## What you will do:
Reproduce the line containing "What data populates" exactly, along with each line after it through the end of the data; pictures are left out.
+++ Information shown
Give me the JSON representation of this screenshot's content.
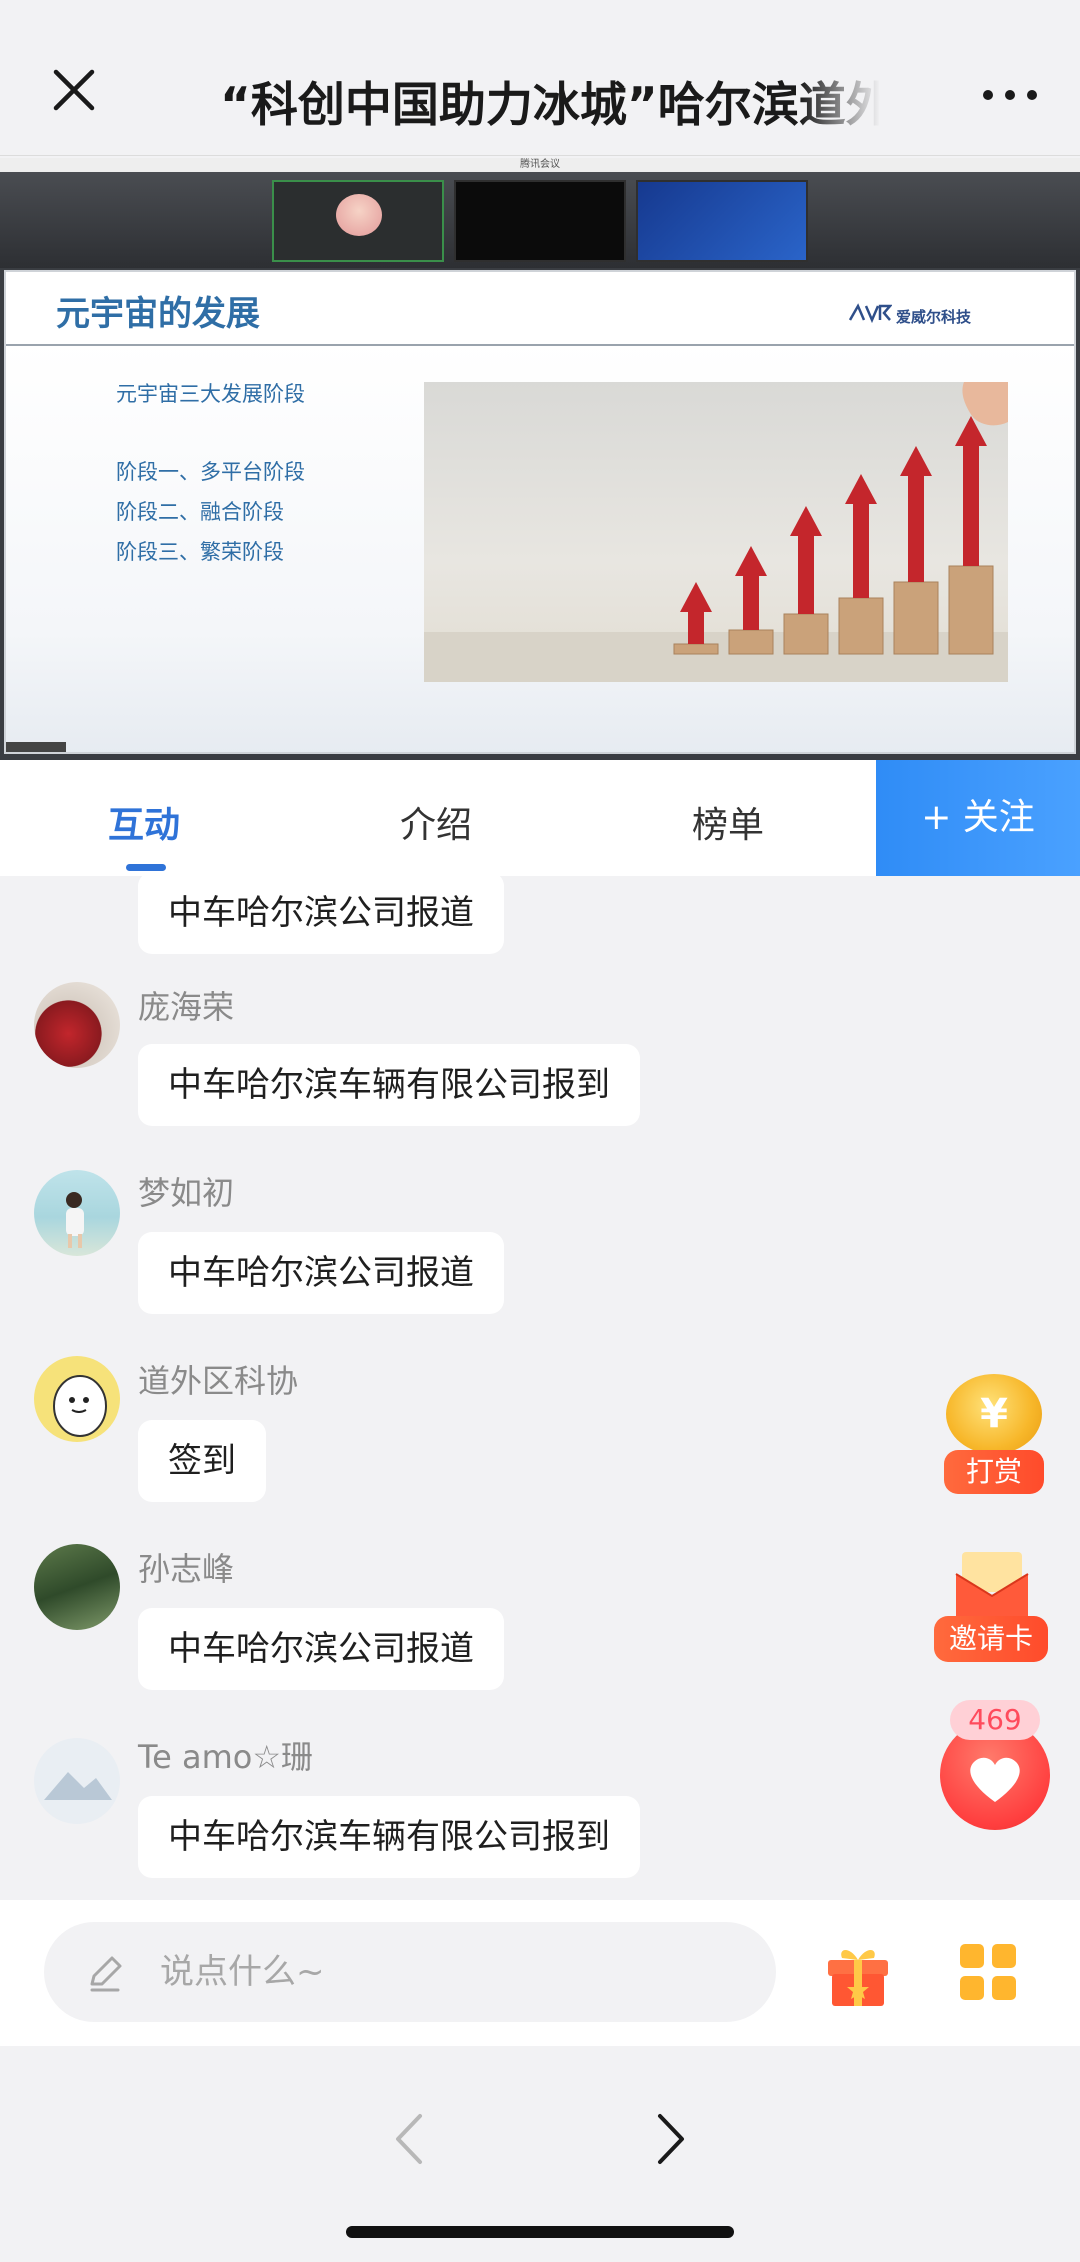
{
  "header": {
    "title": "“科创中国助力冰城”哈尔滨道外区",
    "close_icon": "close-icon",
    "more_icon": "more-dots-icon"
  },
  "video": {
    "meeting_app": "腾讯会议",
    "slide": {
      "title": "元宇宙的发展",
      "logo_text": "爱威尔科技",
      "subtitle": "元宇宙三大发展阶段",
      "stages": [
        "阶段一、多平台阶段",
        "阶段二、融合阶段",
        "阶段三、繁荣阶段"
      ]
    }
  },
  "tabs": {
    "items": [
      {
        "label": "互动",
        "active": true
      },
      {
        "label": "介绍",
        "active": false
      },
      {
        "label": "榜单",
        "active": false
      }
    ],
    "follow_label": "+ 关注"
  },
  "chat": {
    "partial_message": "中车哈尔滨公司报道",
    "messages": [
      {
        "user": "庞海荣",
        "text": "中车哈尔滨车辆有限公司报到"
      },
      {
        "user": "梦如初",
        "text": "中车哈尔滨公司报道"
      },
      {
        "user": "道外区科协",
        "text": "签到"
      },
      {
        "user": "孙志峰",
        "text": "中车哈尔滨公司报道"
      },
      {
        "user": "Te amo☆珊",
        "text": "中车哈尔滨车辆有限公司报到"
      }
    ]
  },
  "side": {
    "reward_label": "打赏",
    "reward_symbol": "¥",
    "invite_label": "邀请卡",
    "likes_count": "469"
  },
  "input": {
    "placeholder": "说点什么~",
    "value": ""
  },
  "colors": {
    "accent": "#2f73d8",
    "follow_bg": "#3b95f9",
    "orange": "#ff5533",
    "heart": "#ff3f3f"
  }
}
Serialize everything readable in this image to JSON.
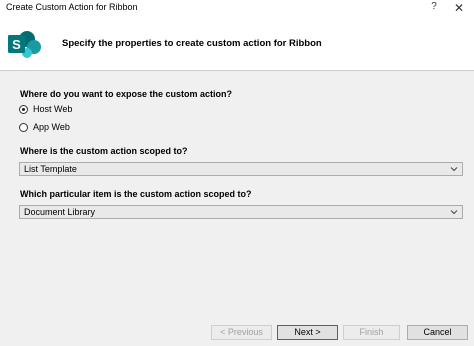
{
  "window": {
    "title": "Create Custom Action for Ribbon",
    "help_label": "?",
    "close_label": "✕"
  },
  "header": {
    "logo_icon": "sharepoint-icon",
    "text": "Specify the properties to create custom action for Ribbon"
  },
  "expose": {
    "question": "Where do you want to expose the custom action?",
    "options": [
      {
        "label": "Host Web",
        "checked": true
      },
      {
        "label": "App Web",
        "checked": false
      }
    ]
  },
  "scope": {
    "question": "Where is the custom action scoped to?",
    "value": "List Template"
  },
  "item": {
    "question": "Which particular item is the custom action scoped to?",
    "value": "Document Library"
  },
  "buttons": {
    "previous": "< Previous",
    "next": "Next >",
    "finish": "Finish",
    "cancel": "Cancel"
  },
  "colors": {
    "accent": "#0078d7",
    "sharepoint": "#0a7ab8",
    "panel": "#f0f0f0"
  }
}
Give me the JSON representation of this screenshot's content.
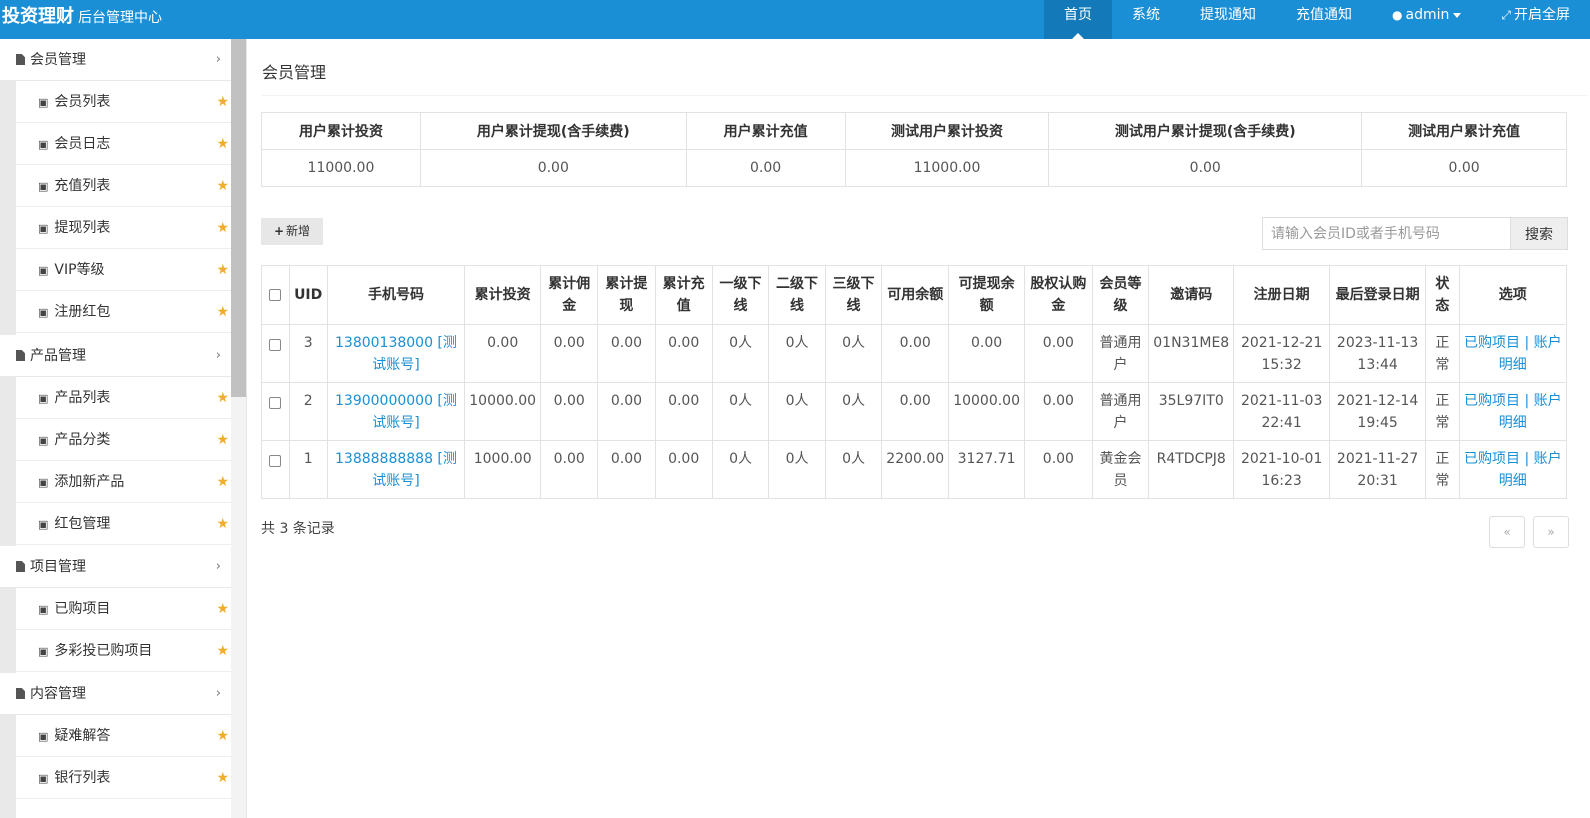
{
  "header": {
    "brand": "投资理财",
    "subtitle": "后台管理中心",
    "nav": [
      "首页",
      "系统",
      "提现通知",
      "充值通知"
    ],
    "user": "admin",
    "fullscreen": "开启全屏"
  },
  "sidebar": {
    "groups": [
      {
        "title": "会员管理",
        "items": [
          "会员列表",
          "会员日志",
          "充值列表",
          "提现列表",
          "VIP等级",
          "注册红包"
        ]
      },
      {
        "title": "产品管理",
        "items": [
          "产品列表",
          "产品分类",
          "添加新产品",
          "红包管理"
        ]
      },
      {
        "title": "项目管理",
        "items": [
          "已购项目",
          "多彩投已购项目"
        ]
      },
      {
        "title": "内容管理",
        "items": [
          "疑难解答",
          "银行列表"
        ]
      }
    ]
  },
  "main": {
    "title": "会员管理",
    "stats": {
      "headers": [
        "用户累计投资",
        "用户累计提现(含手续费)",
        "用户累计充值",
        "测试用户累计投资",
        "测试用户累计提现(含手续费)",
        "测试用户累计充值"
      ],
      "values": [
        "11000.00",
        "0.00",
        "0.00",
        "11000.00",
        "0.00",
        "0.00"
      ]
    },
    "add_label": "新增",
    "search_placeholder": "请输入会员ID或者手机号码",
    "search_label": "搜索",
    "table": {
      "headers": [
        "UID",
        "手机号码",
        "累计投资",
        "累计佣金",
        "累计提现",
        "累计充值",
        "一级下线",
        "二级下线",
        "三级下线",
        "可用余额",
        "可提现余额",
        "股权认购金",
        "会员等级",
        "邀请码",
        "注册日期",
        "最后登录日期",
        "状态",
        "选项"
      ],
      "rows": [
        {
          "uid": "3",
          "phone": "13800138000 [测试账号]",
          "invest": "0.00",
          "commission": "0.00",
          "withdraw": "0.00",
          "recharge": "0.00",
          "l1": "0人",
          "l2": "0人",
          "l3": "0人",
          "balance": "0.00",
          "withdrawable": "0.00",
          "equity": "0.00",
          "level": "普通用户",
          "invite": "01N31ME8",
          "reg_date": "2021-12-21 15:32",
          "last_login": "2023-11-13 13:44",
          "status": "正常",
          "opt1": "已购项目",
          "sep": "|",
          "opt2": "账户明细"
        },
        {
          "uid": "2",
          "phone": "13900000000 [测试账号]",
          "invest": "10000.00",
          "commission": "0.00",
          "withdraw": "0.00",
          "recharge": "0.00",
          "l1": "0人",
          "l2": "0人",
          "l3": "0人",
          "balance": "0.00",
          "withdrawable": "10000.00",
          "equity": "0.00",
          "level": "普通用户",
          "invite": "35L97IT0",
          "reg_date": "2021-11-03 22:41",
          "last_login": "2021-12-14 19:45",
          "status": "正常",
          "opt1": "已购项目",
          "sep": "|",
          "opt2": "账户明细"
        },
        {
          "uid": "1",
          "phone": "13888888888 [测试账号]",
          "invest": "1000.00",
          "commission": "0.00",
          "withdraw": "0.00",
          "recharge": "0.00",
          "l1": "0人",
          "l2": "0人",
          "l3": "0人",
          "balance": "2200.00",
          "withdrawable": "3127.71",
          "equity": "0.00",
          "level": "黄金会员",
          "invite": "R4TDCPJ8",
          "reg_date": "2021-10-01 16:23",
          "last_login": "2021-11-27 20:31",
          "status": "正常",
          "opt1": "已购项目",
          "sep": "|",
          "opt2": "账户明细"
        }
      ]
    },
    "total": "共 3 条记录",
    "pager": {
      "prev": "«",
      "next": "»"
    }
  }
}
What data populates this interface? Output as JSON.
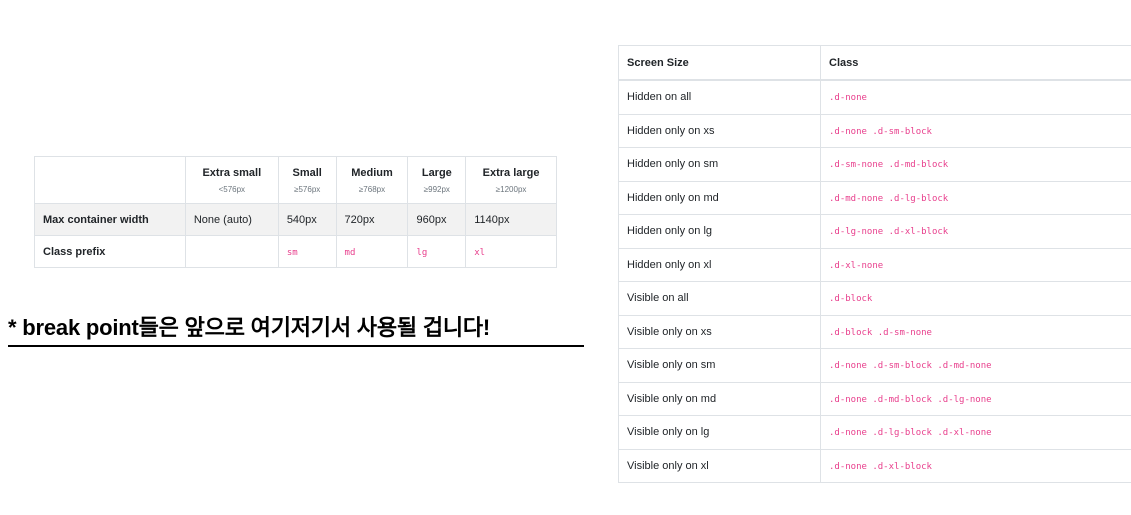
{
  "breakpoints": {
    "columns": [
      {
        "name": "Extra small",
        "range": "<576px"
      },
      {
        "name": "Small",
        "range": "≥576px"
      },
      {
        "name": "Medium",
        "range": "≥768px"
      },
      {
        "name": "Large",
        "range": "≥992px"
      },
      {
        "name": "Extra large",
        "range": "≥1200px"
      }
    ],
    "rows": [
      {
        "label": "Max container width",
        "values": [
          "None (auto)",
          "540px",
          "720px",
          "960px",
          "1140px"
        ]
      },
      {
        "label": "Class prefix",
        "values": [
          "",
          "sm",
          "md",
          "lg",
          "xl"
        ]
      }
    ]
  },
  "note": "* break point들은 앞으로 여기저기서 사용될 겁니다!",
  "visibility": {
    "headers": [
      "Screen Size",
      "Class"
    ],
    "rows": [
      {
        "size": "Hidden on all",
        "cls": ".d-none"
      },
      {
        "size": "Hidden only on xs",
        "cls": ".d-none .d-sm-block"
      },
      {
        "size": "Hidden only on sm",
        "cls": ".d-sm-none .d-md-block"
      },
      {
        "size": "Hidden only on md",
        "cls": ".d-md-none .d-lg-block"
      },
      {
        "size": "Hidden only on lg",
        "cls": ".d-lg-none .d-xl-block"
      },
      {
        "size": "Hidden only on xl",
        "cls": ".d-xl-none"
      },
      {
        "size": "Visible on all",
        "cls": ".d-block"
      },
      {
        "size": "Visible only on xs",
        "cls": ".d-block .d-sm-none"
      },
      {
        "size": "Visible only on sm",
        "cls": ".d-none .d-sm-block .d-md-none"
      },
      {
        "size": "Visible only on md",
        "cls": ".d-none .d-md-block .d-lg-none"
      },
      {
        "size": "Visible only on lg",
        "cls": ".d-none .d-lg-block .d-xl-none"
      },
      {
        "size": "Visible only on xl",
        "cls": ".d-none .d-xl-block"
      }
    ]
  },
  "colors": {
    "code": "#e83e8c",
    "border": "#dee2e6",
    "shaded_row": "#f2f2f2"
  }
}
++++++
## Task answer:
What data populates this interface? Output as JSON.
{
  "breakpoints": {
    "columns": [
      {
        "name": "Extra small",
        "range": "<576px"
      },
      {
        "name": "Small",
        "range": "≥576px"
      },
      {
        "name": "Medium",
        "range": "≥768px"
      },
      {
        "name": "Large",
        "range": "≥992px"
      },
      {
        "name": "Extra large",
        "range": "≥1200px"
      }
    ],
    "rows": [
      {
        "label": "Max container width",
        "values": [
          "None (auto)",
          "540px",
          "720px",
          "960px",
          "1140px"
        ]
      },
      {
        "label": "Class prefix",
        "values": [
          "",
          "sm",
          "md",
          "lg",
          "xl"
        ]
      }
    ]
  },
  "note": "* break point들은 앞으로 여기저기서 사용될 겁니다!",
  "visibility": {
    "headers": [
      "Screen Size",
      "Class"
    ],
    "rows": [
      {
        "size": "Hidden on all",
        "cls": ".d-none"
      },
      {
        "size": "Hidden only on xs",
        "cls": ".d-none .d-sm-block"
      },
      {
        "size": "Hidden only on sm",
        "cls": ".d-sm-none .d-md-block"
      },
      {
        "size": "Hidden only on md",
        "cls": ".d-md-none .d-lg-block"
      },
      {
        "size": "Hidden only on lg",
        "cls": ".d-lg-none .d-xl-block"
      },
      {
        "size": "Hidden only on xl",
        "cls": ".d-xl-none"
      },
      {
        "size": "Visible on all",
        "cls": ".d-block"
      },
      {
        "size": "Visible only on xs",
        "cls": ".d-block .d-sm-none"
      },
      {
        "size": "Visible only on sm",
        "cls": ".d-none .d-sm-block .d-md-none"
      },
      {
        "size": "Visible only on md",
        "cls": ".d-none .d-md-block .d-lg-none"
      },
      {
        "size": "Visible only on lg",
        "cls": ".d-none .d-lg-block .d-xl-none"
      },
      {
        "size": "Visible only on xl",
        "cls": ".d-none .d-xl-block"
      }
    ]
  },
  "colors": {
    "code": "#e83e8c",
    "border": "#dee2e6",
    "shaded_row": "#f2f2f2"
  }
}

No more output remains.